* [GOAL OF THE EXERCISE]: Resume the electronic album reviews from the point where they stop.

* [READING PASSAGE]:
== == ==

Supermogadon Marumari (Carpark) Shimmering, midtempo lounge music. Perfect for fans of Mouse and Mars’ early records, with their “Muzak of the future” sheen.
Vespertine Bjork (Elektra) A siren of the Information Age, Bjork continues to explore the potential of new digital forms of expression, without letting go of the desire to record memorable songs. For Vespertine she tapped one of the most inventive electronic duos, Matmos, to assist in the album’s production.
Bodily Functions Herbert (K7) The title of Herbert’s 2001 album suggests samples of inopportune human sounds (as does Matmos’s 2001 album, A Chance to Cut Is a Chance to Cure), and there is a bit of that here, but the subject of the title has likely more to do with dancing and lovemaking. Either of those activities would benefit from this background music, as long as you don’t mind the occasional vocal intruding on your privacy. The album is a wide-ranging collection of subdued music, from what sounds like light jazz fusion, were it not for the insurgence of pixelated sounds, to a kind of sedate house music. What makes the album a triumph is Herbert’s ability to make the range of songs work together as a whole, and to bring conceptual detail-mindedness to areas of electronic music that often favor function over form and content.
Since I Left You The Avalanches (Sire/Modular) There’s a genre, or a club of sorts, consisting of bands who recycle our favorite music for us — music we love but don’t recognize, because their samples mangle it so; music we would have loved, but didn’t have much of a chance previously, because it’s so obscure. The term for this for music for a long time was “big beat,” because the result of the manipulations were often set atop a heavy-handed, dance-floor-ready rhythm. There were the Propellerheads, the Chemical Brothers, the Neptunes, not to mention Fatboy Slim. And, then came the Avalanches, whose full-length debut is an engrossing, pop-minded collage of old and new, with the emphasis on the borrowed.

== == ==

* [DATASET EXCERPTS]:
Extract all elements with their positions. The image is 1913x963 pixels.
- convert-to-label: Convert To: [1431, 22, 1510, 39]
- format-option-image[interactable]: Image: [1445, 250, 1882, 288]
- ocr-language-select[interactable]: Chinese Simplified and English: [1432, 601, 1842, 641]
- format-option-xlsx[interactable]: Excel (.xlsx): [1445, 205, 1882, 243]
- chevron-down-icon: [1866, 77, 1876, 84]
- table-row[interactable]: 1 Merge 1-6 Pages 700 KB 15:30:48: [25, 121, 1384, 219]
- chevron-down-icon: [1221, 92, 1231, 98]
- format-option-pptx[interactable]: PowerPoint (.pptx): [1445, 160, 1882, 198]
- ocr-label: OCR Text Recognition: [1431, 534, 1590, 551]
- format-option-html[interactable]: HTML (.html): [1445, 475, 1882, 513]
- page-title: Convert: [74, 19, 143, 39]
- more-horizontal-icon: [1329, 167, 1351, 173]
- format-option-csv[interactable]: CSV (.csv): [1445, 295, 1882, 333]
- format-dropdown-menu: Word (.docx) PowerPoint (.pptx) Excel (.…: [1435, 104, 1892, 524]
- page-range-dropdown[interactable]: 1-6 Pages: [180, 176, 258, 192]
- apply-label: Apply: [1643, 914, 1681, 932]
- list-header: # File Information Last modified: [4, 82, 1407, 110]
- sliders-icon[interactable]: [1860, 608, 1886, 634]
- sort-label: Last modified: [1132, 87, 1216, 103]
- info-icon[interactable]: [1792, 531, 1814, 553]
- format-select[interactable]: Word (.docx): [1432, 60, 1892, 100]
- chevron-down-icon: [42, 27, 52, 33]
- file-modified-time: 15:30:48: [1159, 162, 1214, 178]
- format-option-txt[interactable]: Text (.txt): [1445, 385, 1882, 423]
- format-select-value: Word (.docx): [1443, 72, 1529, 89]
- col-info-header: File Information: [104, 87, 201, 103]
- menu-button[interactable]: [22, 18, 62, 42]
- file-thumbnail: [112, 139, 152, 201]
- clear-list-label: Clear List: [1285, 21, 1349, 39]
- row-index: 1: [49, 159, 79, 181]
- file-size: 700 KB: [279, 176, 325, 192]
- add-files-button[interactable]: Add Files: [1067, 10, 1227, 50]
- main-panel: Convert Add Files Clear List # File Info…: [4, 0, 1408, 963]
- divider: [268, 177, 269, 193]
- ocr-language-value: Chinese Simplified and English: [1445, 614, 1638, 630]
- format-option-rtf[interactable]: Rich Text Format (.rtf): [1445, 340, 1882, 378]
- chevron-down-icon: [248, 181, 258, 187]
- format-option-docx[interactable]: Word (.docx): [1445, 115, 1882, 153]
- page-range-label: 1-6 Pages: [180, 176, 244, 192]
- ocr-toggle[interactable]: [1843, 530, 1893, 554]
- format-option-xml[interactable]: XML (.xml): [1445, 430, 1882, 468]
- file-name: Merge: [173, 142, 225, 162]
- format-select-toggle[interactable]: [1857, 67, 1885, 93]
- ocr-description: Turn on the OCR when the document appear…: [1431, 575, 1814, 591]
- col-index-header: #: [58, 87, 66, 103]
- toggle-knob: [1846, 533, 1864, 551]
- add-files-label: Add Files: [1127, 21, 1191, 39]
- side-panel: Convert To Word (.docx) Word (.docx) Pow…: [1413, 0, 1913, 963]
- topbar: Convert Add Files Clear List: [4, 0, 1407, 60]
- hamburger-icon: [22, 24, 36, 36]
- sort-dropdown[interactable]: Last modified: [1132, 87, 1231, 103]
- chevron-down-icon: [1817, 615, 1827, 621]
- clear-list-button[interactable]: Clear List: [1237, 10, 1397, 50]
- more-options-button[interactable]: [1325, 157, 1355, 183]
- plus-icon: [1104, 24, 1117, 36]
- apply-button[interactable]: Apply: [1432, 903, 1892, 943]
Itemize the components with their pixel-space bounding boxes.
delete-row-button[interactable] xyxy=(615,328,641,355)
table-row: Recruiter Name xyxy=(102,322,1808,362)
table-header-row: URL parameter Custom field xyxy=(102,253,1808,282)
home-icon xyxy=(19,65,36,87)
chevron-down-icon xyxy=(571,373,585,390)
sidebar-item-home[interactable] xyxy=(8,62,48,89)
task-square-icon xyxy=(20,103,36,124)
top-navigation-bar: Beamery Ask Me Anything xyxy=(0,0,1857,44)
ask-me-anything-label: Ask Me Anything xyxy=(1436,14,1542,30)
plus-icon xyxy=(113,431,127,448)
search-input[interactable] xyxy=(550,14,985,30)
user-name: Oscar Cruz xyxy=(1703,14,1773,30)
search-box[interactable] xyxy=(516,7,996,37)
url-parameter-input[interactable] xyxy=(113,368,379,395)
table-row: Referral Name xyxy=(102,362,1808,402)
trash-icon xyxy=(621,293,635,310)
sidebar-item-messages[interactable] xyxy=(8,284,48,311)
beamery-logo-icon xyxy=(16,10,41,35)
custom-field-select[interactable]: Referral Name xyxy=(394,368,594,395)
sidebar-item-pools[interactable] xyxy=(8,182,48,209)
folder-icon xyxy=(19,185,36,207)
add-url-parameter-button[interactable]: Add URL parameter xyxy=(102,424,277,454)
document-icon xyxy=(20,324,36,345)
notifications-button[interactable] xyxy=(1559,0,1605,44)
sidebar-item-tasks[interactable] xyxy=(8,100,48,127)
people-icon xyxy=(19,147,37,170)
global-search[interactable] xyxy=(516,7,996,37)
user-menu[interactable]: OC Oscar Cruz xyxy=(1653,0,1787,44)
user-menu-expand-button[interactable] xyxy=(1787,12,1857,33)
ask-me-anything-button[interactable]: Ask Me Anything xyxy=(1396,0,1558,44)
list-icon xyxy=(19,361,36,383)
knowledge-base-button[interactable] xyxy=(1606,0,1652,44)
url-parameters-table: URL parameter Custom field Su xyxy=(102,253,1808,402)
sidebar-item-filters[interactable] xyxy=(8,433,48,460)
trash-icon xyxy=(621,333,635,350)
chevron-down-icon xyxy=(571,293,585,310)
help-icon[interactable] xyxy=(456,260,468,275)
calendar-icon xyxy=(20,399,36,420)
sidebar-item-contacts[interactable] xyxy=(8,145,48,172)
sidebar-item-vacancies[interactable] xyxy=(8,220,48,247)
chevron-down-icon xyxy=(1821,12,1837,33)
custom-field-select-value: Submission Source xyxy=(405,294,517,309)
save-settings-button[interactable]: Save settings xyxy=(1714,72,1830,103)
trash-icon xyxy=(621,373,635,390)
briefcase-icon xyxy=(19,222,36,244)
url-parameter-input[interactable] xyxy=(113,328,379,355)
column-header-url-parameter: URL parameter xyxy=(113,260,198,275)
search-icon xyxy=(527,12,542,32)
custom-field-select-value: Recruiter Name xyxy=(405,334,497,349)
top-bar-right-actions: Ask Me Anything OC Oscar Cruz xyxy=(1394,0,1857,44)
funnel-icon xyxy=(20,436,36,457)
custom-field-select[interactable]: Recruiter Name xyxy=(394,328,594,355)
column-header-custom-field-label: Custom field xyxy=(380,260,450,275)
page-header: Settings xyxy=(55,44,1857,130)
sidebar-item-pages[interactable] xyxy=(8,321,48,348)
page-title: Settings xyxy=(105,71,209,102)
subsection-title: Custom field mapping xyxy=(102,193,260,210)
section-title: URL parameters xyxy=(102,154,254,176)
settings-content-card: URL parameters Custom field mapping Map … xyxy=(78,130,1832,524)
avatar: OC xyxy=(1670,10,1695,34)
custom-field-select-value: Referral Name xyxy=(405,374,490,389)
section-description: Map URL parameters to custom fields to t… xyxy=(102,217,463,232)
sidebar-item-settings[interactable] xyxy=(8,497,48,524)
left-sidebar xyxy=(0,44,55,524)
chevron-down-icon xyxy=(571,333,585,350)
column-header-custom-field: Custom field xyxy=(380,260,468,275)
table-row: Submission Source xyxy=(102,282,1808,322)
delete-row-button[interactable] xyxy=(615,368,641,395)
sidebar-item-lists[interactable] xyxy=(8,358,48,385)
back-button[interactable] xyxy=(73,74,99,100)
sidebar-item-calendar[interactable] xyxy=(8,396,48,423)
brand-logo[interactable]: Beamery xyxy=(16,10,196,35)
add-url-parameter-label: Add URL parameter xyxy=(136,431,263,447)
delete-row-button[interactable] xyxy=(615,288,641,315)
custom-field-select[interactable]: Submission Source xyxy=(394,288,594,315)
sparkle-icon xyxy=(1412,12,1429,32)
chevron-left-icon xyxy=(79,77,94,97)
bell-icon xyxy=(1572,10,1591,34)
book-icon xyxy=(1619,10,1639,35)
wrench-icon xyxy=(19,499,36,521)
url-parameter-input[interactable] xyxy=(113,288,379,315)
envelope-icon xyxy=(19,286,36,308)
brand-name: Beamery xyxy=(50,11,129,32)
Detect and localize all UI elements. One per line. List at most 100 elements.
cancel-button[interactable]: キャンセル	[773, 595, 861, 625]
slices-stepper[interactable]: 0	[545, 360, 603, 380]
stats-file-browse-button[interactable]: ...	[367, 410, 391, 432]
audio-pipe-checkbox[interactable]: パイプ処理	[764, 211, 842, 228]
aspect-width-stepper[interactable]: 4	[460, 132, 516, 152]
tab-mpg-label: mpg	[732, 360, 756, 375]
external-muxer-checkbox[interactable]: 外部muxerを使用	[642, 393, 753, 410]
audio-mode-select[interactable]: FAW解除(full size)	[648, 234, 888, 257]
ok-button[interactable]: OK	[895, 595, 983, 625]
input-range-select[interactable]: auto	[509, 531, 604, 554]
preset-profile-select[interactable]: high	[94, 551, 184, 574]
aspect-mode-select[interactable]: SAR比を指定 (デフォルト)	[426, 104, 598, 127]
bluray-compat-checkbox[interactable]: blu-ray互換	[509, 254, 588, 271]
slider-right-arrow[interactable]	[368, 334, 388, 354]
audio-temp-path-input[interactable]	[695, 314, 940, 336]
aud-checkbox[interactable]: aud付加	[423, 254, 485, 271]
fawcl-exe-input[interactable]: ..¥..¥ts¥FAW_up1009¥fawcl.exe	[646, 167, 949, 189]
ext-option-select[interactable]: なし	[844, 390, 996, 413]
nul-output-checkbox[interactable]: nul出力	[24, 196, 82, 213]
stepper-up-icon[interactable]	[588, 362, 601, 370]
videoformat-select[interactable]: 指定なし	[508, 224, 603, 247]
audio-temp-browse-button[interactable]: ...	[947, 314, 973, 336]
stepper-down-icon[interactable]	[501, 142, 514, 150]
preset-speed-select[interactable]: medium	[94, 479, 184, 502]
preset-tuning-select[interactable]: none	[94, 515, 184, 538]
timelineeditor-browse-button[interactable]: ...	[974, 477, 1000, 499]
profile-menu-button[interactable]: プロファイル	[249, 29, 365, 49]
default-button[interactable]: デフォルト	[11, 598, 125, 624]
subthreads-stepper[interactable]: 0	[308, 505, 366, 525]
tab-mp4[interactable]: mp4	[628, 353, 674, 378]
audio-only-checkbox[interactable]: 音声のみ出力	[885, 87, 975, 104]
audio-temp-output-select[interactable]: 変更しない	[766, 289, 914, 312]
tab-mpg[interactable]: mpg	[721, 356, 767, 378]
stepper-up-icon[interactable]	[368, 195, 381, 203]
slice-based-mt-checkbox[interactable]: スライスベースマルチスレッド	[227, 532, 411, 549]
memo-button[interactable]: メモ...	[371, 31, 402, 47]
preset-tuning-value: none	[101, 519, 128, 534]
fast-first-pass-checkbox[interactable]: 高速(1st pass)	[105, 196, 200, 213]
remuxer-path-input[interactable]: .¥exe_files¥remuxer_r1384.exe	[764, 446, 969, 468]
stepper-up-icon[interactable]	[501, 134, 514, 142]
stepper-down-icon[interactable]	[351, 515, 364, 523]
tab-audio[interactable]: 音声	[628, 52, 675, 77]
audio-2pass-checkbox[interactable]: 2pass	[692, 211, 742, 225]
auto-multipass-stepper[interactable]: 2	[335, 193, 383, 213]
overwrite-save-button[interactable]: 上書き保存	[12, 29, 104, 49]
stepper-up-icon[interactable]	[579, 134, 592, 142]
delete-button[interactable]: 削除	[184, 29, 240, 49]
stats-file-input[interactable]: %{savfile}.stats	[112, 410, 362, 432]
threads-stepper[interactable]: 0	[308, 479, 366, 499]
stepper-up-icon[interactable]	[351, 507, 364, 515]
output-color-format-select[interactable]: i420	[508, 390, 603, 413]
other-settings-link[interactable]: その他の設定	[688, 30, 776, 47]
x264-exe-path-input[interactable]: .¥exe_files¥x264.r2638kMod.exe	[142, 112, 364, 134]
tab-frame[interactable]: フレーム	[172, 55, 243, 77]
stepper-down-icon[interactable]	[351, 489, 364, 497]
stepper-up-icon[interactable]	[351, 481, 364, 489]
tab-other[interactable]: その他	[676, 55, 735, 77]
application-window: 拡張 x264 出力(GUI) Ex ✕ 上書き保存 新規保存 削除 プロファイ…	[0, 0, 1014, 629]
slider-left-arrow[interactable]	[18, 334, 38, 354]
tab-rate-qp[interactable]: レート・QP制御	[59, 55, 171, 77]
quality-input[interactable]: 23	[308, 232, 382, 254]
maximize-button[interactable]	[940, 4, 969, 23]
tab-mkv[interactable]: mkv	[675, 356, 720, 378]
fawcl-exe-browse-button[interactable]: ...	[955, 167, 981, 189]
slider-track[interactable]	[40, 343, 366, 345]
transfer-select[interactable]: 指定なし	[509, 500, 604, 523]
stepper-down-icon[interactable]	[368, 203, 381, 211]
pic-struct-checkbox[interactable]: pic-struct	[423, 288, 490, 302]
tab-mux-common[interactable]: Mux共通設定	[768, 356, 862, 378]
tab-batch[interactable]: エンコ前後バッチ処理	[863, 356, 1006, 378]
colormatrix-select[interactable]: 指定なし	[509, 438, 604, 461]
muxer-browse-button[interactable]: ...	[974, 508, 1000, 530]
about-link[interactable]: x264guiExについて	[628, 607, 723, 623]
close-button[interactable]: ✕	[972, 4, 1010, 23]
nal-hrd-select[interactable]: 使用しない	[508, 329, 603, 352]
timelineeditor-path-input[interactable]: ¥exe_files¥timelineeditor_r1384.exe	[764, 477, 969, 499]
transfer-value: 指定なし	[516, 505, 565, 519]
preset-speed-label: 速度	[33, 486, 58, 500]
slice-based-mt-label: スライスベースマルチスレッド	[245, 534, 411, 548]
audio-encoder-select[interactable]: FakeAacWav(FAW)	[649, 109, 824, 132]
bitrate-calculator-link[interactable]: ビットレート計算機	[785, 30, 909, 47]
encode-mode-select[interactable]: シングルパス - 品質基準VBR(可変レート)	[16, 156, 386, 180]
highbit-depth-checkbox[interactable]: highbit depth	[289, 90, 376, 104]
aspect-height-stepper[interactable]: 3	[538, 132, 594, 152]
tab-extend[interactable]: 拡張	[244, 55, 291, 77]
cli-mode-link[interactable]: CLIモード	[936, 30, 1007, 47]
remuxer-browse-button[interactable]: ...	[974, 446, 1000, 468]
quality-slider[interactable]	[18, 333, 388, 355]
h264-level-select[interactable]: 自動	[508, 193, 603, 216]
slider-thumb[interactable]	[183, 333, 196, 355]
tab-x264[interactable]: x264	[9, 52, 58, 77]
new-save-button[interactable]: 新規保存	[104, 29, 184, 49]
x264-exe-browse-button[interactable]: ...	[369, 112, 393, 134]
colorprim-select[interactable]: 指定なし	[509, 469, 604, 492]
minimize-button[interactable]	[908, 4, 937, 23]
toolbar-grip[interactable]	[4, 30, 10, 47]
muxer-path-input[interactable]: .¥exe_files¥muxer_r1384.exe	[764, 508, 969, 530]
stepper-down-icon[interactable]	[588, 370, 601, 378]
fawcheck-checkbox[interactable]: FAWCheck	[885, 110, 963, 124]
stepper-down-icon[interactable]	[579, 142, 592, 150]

== == ==

* [EXERCISE ANSWER]:
Electric Ladyland Clickhop Version 1.0 Various artists (Mille Plateaux) Not exactly the K-Tel of electronic music, the adventurous Mille Plateaux label has built a reputation for compilations comprised of the most with-it composers and performers. This edition, a two-CD set, includes music by DJ Spooky, kid606, Jetone, Andreas Tilliander, Din, Frank Bretschneider, Vladislav Delay and members of Laub and Anti-Pop Consortium, among others. The music collected here suggests an application of rigorous experimentation to the more populist sounds of hip-hop and breakbeat music.
Masses Spring Heel Jack (Thirsty Ear) The record label Thirsty Ear is home to a large number of free and otherwise avant-garde jazz musicians. For this album, the label enlisted one of its non-jazz acts, the British electronic duo Spring Heel Jack, to collaborate with its jazz roster. The result is a set of challenging listening that may sit midway between industrial-environmental music (lots of space, a strong arrhythmic tendency, an emphasis on texture) and European free improvisation (group play, non-traditional use of instruments, alternately strident and meditative sounds), but it’s so so distant from either of those realms that it has, in essence, staked out territory all its own. Participants include saxophonist Tim Berne, pianist Matthew Shipp, trumpeter Roy Campbell, viola player Mat Maneri, drummer Guillermo E. Brown, and saxophonist Evan Parker. The album is the first in an intended cross-cultural imprint for Thisty Ear, called Blue Series Continuum.